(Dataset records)
--- --- ---

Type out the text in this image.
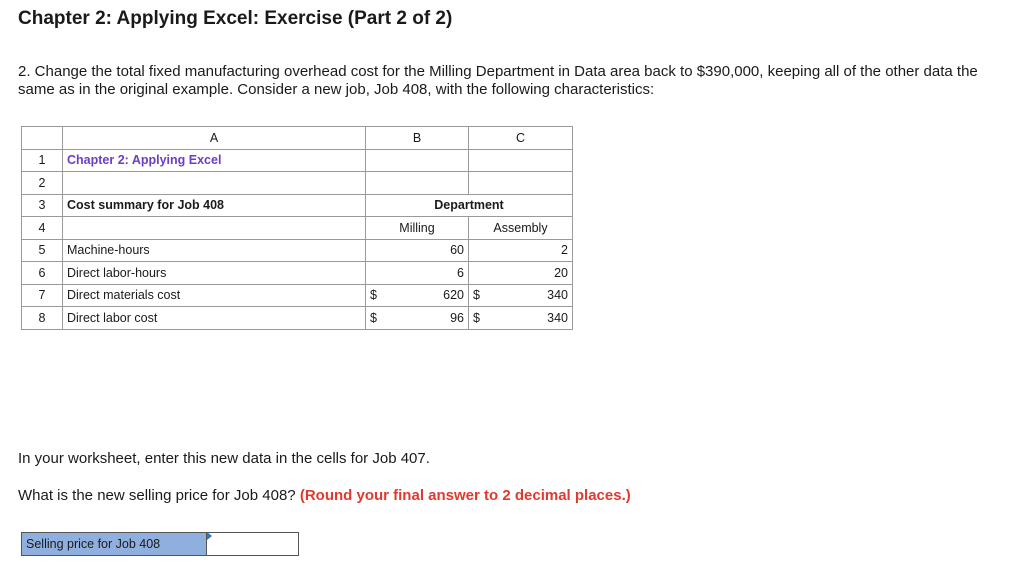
Chapter 2: Applying Excel: Exercise (Part 2 of 2)

2. Change the total fixed manufacturing overhead cost for the Milling Department in Data area back to $390,000, keeping all of the other data the same as in the original example. Consider a new job, Job 408, with the following characteristics:

	A	B	C
1	Chapter 2: Applying Excel		
2			
3	Cost summary for Job 408	Department	
4		Milling	Assembly
5	Machine-hours	60	2
6	Direct labor-hours	6	20
7	Direct materials cost	$ 620	$ 340

8	Direct labor cost	$ 96	$ 340

In your worksheet, enter this new data in the cells for Job 407.

What is the new selling price for Job 408? (Round your final answer to 2 decimal places.)

Selling price for Job 408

--- --- ---

* _Directions for this task_
Looking at the entries above, copy out every line in which "hours" occurs.

* _Exercise output_
5	Machine-hours	60	2
6	Direct labor-hours	6	20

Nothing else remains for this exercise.